--- BEGIN Data listing ---

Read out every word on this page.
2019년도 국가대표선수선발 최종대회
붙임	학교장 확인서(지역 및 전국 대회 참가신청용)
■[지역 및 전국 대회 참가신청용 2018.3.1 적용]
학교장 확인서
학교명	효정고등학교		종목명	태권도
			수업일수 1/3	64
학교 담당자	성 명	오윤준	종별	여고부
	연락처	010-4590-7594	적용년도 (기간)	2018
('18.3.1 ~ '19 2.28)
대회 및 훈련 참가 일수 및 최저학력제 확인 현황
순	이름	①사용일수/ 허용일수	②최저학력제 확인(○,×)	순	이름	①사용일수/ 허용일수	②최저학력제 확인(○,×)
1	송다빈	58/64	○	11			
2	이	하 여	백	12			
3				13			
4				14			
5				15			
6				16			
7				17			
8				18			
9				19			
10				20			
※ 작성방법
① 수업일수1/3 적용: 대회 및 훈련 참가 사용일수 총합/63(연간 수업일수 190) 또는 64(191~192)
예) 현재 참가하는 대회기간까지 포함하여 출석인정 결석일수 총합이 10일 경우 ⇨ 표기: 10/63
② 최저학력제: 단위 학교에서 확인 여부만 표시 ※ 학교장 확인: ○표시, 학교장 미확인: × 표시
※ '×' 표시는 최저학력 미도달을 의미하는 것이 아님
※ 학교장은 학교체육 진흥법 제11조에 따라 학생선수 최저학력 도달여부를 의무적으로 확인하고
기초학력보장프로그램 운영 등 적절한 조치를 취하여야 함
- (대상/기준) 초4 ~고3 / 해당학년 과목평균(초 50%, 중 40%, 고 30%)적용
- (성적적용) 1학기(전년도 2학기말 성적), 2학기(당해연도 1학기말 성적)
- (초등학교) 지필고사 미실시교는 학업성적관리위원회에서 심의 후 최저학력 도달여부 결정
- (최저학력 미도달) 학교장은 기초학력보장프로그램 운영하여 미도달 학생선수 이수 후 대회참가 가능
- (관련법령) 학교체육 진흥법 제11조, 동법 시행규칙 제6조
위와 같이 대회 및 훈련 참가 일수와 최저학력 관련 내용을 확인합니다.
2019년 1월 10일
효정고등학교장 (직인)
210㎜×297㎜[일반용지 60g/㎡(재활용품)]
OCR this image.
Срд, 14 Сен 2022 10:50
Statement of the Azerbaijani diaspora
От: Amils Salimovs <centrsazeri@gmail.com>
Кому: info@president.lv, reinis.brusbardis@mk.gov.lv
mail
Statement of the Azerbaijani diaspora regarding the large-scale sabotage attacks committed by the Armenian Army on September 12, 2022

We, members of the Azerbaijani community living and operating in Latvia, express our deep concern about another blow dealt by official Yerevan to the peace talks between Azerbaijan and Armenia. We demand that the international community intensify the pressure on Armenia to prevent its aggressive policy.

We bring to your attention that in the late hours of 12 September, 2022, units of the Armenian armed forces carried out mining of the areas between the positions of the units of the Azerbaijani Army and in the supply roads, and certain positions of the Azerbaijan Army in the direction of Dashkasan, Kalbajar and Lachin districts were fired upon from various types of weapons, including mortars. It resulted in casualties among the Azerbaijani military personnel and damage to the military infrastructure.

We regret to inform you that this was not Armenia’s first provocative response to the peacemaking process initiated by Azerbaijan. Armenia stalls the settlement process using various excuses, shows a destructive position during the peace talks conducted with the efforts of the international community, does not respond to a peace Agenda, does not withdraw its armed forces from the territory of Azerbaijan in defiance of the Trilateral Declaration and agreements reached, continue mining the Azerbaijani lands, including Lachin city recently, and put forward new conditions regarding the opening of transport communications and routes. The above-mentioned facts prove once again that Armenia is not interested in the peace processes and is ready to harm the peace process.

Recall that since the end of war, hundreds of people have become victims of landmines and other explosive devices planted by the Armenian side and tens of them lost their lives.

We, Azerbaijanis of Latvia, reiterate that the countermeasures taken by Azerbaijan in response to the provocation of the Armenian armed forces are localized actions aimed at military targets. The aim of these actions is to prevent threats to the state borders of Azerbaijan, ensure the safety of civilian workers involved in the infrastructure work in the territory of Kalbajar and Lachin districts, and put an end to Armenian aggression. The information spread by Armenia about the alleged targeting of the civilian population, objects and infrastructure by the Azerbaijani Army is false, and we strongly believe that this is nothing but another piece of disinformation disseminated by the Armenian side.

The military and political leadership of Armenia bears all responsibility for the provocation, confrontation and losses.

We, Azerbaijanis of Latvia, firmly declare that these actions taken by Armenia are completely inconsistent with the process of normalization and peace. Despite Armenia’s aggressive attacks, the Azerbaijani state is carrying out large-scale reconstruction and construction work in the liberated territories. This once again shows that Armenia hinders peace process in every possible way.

--- END Data listing ---

Work instructions - Quote all the records. Keep every word exact.

Answer to the task -
Read out every word on this page.
2019년도 국가대표선수선발 최종대회
붙임	학교장 확인서(지역 및 전국 대회 참가신청용)
■[지역 및 전국 대회 참가신청용 2018.3.1 적용]
학교장 확인서
학교명	효정고등학교		종목명	태권도
			수업일수 1/3	64
학교 담당자	성 명	오윤준	종별	여고부
	연락처	010-4590-7594	적용년도 (기간)	2018
('18.3.1 ~ '19 2.28)
대회 및 훈련 참가 일수 및 최저학력제 확인 현황
순	이름	①사용일수/ 허용일수	②최저학력제 확인(○,×)	순	이름	①사용일수/ 허용일수	②최저학력제 확인(○,×)
1	송다빈	58/64	○	11			
2	이	하 여	백	12			
3				13			
4				14			
5				15			
6				16			
7				17			
8				18			
9				19			
10				20			
※ 작성방법
① 수업일수1/3 적용: 대회 및 훈련 참가 사용일수 총합/63(연간 수업일수 190) 또는 64(191~192)
예) 현재 참가하는 대회기간까지 포함하여 출석인정 결석일수 총합이 10일 경우 ⇨ 표기: 10/63
② 최저학력제: 단위 학교에서 확인 여부만 표시 ※ 학교장 확인: ○표시, 학교장 미확인: × 표시
※ '×' 표시는 최저학력 미도달을 의미하는 것이 아님
※ 학교장은 학교체육 진흥법 제11조에 따라 학생선수 최저학력 도달여부를 의무적으로 확인하고
기초학력보장프로그램 운영 등 적절한 조치를 취하여야 함
- (대상/기준) 초4 ~고3 / 해당학년 과목평균(초 50%, 중 40%, 고 30%)적용
- (성적적용) 1학기(전년도 2학기말 성적), 2학기(당해연도 1학기말 성적)
- (초등학교) 지필고사 미실시교는 학업성적관리위원회에서 심의 후 최저학력 도달여부 결정
- (최저학력 미도달) 학교장은 기초학력보장프로그램 운영하여 미도달 학생선수 이수 후 대회참가 가능
- (관련법령) 학교체육 진흥법 제11조, 동법 시행규칙 제6조
위와 같이 대회 및 훈련 참가 일수와 최저학력 관련 내용을 확인합니다.
2019년 1월 10일
효정고등학교장 (직인)
210㎜×297㎜[일반용지 60g/㎡(재활용품)]
OCR this image.
Срд, 14 Сен 2022 10:50
Statement of the Azerbaijani diaspora
От: Amils Salimovs <centrsazeri@gmail.com>
Кому: info@president.lv, reinis.brusbardis@mk.gov.lv
mail
Statement of the Azerbaijani diaspora regarding the large-scale sabotage attacks committed by the Armenian Army on September 12, 2022

We, members of the Azerbaijani community living and operating in Latvia, express our deep concern about another blow dealt by official Yerevan to the peace talks between Azerbaijan and Armenia. We demand that the international community intensify the pressure on Armenia to prevent its aggressive policy.

We bring to your attention that in the late hours of 12 September, 2022, units of the Armenian armed forces carried out mining of the areas between the positions of the units of the Azerbaijani Army and in the supply roads, and certain positions of the Azerbaijan Army in the direction of Dashkasan, Kalbajar and Lachin districts were fired upon from various types of weapons, including mortars. It resulted in casualties among the Azerbaijani military personnel and damage to the military infrastructure.

We regret to inform you that this was not Armenia’s first provocative response to the peacemaking process initiated by Azerbaijan. Armenia stalls the settlement process using various excuses, shows a destructive position during the peace talks conducted with the efforts of the international community, does not respond to a peace Agenda, does not withdraw its armed forces from the territory of Azerbaijan in defiance of the Trilateral Declaration and agreements reached, continue mining the Azerbaijani lands, including Lachin city recently, and put forward new conditions regarding the opening of transport communications and routes. The above-mentioned facts prove once again that Armenia is not interested in the peace processes and is ready to harm the peace process.

Recall that since the end of war, hundreds of people have become victims of landmines and other explosive devices planted by the Armenian side and tens of them lost their lives.

We, Azerbaijanis of Latvia, reiterate that the countermeasures taken by Azerbaijan in response to the provocation of the Armenian armed forces are localized actions aimed at military targets. The aim of these actions is to prevent threats to the state borders of Azerbaijan, ensure the safety of civilian workers involved in the infrastructure work in the territory of Kalbajar and Lachin districts, and put an end to Armenian aggression. The information spread by Armenia about the alleged targeting of the civilian population, objects and infrastructure by the Azerbaijani Army is false, and we strongly believe that this is nothing but another piece of disinformation disseminated by the Armenian side.

The military and political leadership of Armenia bears all responsibility for the provocation, confrontation and losses.

We, Azerbaijanis of Latvia, firmly declare that these actions taken by Armenia are completely inconsistent with the process of normalization and peace. Despite Armenia’s aggressive attacks, the Azerbaijani state is carrying out large-scale reconstruction and construction work in the liberated territories. This once again shows that Armenia hinders peace process in every possible way.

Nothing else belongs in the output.